### [Rows from a figure dataset]
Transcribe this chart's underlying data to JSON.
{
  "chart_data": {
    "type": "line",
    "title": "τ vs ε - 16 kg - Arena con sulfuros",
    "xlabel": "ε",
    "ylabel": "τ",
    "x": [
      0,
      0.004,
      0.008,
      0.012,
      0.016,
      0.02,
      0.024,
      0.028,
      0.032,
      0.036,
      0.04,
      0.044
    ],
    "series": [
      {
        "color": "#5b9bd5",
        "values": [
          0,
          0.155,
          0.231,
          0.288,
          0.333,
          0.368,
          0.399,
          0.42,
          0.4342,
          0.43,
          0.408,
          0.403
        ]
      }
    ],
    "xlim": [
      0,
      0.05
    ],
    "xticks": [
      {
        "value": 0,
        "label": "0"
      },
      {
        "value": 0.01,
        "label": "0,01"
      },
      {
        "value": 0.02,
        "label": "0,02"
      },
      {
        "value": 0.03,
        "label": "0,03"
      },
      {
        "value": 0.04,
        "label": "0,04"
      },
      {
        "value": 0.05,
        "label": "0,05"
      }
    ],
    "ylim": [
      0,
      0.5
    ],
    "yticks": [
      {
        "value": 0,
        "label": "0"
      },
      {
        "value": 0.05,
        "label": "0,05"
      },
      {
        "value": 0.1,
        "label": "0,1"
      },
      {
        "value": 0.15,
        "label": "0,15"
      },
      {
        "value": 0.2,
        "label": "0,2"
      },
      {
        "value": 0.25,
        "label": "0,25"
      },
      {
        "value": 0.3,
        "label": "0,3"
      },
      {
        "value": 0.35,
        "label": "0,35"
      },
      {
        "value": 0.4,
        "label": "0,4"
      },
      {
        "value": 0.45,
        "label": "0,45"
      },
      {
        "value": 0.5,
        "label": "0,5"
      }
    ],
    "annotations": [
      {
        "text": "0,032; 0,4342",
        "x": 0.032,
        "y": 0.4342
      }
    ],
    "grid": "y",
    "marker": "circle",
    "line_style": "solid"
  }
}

### [Prompt]
Go through the material above line by line and copy it exactly.

### [Written response]
Transcribe this chart's underlying data to JSON.
{
  "chart_data": {
    "type": "line",
    "title": "τ vs ε - 16 kg - Arena con sulfuros",
    "xlabel": "ε",
    "ylabel": "τ",
    "x": [
      0,
      0.004,
      0.008,
      0.012,
      0.016,
      0.02,
      0.024,
      0.028,
      0.032,
      0.036,
      0.04,
      0.044
    ],
    "series": [
      {
        "color": "#5b9bd5",
        "values": [
          0,
          0.155,
          0.231,
          0.288,
          0.333,
          0.368,
          0.399,
          0.42,
          0.4342,
          0.43,
          0.408,
          0.403
        ]
      }
    ],
    "xlim": [
      0,
      0.05
    ],
    "xticks": [
      {
        "value": 0,
        "label": "0"
      },
      {
        "value": 0.01,
        "label": "0,01"
      },
      {
        "value": 0.02,
        "label": "0,02"
      },
      {
        "value": 0.03,
        "label": "0,03"
      },
      {
        "value": 0.04,
        "label": "0,04"
      },
      {
        "value": 0.05,
        "label": "0,05"
      }
    ],
    "ylim": [
      0,
      0.5
    ],
    "yticks": [
      {
        "value": 0,
        "label": "0"
      },
      {
        "value": 0.05,
        "label": "0,05"
      },
      {
        "value": 0.1,
        "label": "0,1"
      },
      {
        "value": 0.15,
        "label": "0,15"
      },
      {
        "value": 0.2,
        "label": "0,2"
      },
      {
        "value": 0.25,
        "label": "0,25"
      },
      {
        "value": 0.3,
        "label": "0,3"
      },
      {
        "value": 0.35,
        "label": "0,35"
      },
      {
        "value": 0.4,
        "label": "0,4"
      },
      {
        "value": 0.45,
        "label": "0,45"
      },
      {
        "value": 0.5,
        "label": "0,5"
      }
    ],
    "annotations": [
      {
        "text": "0,032; 0,4342",
        "x": 0.032,
        "y": 0.4342
      }
    ],
    "grid": "y",
    "marker": "circle",
    "line_style": "solid"
  }
}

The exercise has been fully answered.